--- begin EXERCISE INPUTS ---
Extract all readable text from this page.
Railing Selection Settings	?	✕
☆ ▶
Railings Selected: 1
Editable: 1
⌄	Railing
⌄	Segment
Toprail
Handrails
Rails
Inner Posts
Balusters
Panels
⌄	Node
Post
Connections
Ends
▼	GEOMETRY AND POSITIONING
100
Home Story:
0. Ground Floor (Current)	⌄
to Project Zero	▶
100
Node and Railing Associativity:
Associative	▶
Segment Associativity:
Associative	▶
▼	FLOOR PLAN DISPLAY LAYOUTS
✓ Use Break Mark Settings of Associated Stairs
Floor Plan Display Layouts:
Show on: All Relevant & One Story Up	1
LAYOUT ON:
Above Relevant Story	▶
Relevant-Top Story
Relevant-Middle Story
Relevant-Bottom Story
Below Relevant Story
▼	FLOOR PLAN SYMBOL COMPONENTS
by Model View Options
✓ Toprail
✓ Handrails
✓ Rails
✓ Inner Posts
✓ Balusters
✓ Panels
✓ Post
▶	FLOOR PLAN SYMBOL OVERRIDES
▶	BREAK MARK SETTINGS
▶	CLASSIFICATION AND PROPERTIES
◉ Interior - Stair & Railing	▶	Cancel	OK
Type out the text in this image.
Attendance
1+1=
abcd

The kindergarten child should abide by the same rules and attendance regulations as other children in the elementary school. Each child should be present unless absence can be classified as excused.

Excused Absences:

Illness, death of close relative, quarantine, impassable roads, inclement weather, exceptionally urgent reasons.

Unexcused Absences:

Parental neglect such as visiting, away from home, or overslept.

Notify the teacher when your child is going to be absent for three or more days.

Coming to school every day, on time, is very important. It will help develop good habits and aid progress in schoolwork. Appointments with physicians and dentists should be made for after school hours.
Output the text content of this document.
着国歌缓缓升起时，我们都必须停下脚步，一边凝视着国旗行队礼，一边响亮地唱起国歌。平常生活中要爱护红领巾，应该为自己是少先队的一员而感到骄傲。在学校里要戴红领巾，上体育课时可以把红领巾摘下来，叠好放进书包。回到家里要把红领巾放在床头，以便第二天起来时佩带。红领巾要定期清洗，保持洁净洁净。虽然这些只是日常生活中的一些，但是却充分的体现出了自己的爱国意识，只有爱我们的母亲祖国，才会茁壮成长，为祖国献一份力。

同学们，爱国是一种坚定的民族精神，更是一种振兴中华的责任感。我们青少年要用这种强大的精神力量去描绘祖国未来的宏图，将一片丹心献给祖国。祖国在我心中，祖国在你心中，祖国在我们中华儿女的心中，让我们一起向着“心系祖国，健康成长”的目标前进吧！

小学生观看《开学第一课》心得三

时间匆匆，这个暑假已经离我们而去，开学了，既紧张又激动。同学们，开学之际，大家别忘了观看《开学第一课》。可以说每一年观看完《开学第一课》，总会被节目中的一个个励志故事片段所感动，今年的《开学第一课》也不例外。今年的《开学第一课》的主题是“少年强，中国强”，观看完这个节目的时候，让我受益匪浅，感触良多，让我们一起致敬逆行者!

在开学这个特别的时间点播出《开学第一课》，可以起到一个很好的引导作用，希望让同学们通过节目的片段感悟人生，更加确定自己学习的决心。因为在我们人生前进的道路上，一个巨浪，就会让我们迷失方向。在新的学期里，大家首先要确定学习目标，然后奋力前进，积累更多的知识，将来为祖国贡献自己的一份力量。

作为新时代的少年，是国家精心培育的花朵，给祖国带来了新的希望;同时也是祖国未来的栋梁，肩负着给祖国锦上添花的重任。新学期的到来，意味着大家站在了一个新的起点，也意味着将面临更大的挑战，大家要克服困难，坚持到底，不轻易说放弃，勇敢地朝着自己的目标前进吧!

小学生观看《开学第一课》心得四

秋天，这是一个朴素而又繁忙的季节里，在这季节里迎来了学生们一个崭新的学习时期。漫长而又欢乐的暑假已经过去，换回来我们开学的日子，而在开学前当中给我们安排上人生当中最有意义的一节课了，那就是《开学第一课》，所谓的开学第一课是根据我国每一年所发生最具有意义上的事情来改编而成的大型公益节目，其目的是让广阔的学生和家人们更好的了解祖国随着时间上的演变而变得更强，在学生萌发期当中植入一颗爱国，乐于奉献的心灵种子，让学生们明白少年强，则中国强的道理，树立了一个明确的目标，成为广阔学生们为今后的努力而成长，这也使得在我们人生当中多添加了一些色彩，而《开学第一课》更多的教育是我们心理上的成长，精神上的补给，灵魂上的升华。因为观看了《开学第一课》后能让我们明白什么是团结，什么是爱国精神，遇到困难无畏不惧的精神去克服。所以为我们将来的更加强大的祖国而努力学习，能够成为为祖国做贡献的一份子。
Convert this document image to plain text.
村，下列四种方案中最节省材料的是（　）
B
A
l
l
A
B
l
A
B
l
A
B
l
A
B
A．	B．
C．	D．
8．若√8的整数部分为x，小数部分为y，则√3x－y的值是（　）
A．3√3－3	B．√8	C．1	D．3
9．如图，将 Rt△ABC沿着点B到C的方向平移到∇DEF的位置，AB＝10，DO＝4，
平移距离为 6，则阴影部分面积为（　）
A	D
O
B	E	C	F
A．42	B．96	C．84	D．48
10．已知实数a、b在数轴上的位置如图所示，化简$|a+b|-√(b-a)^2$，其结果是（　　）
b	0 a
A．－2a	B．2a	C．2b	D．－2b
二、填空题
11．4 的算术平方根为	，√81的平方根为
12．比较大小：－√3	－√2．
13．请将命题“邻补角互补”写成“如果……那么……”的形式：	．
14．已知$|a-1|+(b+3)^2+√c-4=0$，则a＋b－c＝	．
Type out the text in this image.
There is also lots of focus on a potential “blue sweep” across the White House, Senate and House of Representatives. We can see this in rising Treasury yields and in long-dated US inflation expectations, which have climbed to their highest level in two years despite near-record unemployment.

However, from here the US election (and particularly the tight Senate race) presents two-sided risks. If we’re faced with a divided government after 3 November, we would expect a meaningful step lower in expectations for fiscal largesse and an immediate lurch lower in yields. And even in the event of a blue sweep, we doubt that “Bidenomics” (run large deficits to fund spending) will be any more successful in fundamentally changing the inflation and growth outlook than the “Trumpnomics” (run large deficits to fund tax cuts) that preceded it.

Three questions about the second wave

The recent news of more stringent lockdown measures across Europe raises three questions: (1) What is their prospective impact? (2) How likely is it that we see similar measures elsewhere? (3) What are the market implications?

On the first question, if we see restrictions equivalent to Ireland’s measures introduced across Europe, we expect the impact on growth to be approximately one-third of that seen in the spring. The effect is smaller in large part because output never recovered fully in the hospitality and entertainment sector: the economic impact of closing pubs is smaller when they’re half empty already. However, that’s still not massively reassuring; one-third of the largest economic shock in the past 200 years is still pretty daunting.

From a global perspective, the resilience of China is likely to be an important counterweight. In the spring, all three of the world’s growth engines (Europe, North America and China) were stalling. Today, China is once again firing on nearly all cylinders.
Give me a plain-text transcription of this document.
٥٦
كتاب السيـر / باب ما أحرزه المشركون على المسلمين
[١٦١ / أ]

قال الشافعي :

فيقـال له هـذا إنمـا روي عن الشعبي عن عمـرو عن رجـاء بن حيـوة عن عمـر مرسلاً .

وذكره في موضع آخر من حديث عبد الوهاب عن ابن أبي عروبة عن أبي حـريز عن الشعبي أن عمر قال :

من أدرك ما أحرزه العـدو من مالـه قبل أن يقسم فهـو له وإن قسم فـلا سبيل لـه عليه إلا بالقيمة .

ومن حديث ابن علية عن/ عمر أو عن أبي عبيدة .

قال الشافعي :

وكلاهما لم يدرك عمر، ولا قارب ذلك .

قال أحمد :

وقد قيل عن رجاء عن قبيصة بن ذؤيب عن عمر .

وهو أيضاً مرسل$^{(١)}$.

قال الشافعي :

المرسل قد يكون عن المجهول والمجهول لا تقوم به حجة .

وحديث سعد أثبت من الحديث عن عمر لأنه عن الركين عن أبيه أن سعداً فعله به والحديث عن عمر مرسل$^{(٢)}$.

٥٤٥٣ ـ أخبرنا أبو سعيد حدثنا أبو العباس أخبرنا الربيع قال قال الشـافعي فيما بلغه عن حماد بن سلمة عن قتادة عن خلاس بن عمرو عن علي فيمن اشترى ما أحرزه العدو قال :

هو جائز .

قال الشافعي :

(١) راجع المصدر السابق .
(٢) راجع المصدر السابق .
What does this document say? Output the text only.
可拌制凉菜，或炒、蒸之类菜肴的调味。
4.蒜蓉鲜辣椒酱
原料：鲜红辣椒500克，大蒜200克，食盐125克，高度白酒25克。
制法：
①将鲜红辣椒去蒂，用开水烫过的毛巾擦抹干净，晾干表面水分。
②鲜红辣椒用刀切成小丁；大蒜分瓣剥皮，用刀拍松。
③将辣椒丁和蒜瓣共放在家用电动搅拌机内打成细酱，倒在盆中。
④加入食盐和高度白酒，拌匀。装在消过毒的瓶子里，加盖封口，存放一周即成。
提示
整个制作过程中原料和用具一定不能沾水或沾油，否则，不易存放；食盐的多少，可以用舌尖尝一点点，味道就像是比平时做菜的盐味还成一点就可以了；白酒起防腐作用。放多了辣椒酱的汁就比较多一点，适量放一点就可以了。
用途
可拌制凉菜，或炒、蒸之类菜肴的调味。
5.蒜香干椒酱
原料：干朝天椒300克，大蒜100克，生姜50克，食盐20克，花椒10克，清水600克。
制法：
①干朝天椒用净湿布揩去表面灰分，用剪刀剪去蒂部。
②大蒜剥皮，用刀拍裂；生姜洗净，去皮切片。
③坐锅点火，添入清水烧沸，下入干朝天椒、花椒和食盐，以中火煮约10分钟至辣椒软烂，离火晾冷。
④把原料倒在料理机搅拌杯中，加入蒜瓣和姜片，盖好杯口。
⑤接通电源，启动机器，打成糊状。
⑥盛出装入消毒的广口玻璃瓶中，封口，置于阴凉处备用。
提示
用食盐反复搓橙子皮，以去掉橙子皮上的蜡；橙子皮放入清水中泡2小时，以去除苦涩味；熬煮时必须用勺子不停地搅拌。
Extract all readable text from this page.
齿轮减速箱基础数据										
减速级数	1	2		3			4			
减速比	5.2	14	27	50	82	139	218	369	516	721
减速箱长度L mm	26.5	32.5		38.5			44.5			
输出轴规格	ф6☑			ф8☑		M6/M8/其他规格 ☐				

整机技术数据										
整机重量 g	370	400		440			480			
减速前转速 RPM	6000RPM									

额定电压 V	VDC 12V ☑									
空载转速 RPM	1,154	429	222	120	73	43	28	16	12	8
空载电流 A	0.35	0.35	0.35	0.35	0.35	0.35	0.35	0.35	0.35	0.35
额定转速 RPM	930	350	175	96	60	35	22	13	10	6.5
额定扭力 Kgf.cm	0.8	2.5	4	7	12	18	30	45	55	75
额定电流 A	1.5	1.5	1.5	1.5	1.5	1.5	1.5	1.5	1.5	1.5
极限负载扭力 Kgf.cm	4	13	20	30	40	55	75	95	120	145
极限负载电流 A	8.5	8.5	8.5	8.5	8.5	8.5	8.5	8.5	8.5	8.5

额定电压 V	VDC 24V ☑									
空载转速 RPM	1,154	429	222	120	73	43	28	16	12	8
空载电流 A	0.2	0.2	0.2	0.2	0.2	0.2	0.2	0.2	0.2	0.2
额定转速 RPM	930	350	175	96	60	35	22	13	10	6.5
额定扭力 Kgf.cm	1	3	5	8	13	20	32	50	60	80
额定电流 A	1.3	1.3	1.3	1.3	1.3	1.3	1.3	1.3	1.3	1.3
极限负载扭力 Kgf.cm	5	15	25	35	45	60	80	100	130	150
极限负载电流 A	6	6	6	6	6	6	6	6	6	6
--- end EXERCISE INPUTS ---
Everything from the line with "What does this" to the end of the listing above needs to be duplicated exactly, both end lines included, with nothing more.

## RESULT OF THE EXERCISE
What does this document say? Output the text only.
可拌制凉菜，或炒、蒸之类菜肴的调味。
4.蒜蓉鲜辣椒酱
原料：鲜红辣椒500克，大蒜200克，食盐125克，高度白酒25克。
制法：
①将鲜红辣椒去蒂，用开水烫过的毛巾擦抹干净，晾干表面水分。
②鲜红辣椒用刀切成小丁；大蒜分瓣剥皮，用刀拍松。
③将辣椒丁和蒜瓣共放在家用电动搅拌机内打成细酱，倒在盆中。
④加入食盐和高度白酒，拌匀。装在消过毒的瓶子里，加盖封口，存放一周即成。
提示
整个制作过程中原料和用具一定不能沾水或沾油，否则，不易存放；食盐的多少，可以用舌尖尝一点点，味道就像是比平时做菜的盐味还成一点就可以了；白酒起防腐作用。放多了辣椒酱的汁就比较多一点，适量放一点就可以了。
用途
可拌制凉菜，或炒、蒸之类菜肴的调味。
5.蒜香干椒酱
原料：干朝天椒300克，大蒜100克，生姜50克，食盐20克，花椒10克，清水600克。
制法：
①干朝天椒用净湿布揩去表面灰分，用剪刀剪去蒂部。
②大蒜剥皮，用刀拍裂；生姜洗净，去皮切片。
③坐锅点火，添入清水烧沸，下入干朝天椒、花椒和食盐，以中火煮约10分钟至辣椒软烂，离火晾冷。
④把原料倒在料理机搅拌杯中，加入蒜瓣和姜片，盖好杯口。
⑤接通电源，启动机器，打成糊状。
⑥盛出装入消毒的广口玻璃瓶中，封口，置于阴凉处备用。
提示
用食盐反复搓橙子皮，以去掉橙子皮上的蜡；橙子皮放入清水中泡2小时，以去除苦涩味；熬煮时必须用勺子不停地搅拌。
Extract all readable text from this page.
齿轮减速箱基础数据										
减速级数	1	2		3			4			
减速比	5.2	14	27	50	82	139	218	369	516	721
减速箱长度L mm	26.5	32.5		38.5			44.5			
输出轴规格	ф6☑			ф8☑		M6/M8/其他规格 ☐				

整机技术数据										
整机重量 g	370	400		440			480			
减速前转速 RPM	6000RPM									

额定电压 V	VDC 12V ☑									
空载转速 RPM	1,154	429	222	120	73	43	28	16	12	8
空载电流 A	0.35	0.35	0.35	0.35	0.35	0.35	0.35	0.35	0.35	0.35
额定转速 RPM	930	350	175	96	60	35	22	13	10	6.5
额定扭力 Kgf.cm	0.8	2.5	4	7	12	18	30	45	55	75
额定电流 A	1.5	1.5	1.5	1.5	1.5	1.5	1.5	1.5	1.5	1.5
极限负载扭力 Kgf.cm	4	13	20	30	40	55	75	95	120	145
极限负载电流 A	8.5	8.5	8.5	8.5	8.5	8.5	8.5	8.5	8.5	8.5

额定电压 V	VDC 24V ☑									
空载转速 RPM	1,154	429	222	120	73	43	28	16	12	8
空载电流 A	0.2	0.2	0.2	0.2	0.2	0.2	0.2	0.2	0.2	0.2
额定转速 RPM	930	350	175	96	60	35	22	13	10	6.5
额定扭力 Kgf.cm	1	3	5	8	13	20	32	50	60	80
额定电流 A	1.3	1.3	1.3	1.3	1.3	1.3	1.3	1.3	1.3	1.3
极限负载扭力 Kgf.cm	5	15	25	35	45	60	80	100	130	150
极限负载电流 A	6	6	6	6	6	6	6	6	6	6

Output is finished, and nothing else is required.